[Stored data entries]
----------

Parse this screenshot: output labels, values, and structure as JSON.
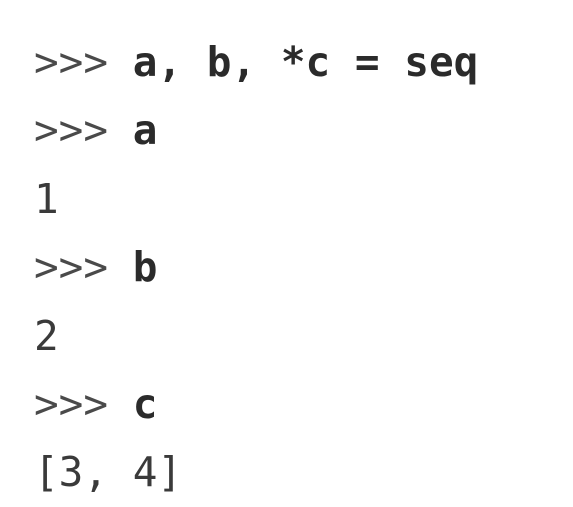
{
  "console": {
    "lines": [
      {
        "type": "input",
        "prompt": ">>> ",
        "text": "a, b, *c = seq"
      },
      {
        "type": "input",
        "prompt": ">>> ",
        "text": "a"
      },
      {
        "type": "output",
        "text": "1"
      },
      {
        "type": "input",
        "prompt": ">>> ",
        "text": "b"
      },
      {
        "type": "output",
        "text": "2"
      },
      {
        "type": "input",
        "prompt": ">>> ",
        "text": "c"
      },
      {
        "type": "output",
        "text": "[3, 4]"
      }
    ]
  }
}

----------

# DIRECTION
Each line of the material must be retyped exactly, except that images are omitted.

# RESULT OF THIS TASK
Parse this screenshot: output labels, values, and structure as JSON.
{
  "console": {
    "lines": [
      {
        "type": "input",
        "prompt": ">>> ",
        "text": "a, b, *c = seq"
      },
      {
        "type": "input",
        "prompt": ">>> ",
        "text": "a"
      },
      {
        "type": "output",
        "text": "1"
      },
      {
        "type": "input",
        "prompt": ">>> ",
        "text": "b"
      },
      {
        "type": "output",
        "text": "2"
      },
      {
        "type": "input",
        "prompt": ">>> ",
        "text": "c"
      },
      {
        "type": "output",
        "text": "[3, 4]"
      }
    ]
  }
}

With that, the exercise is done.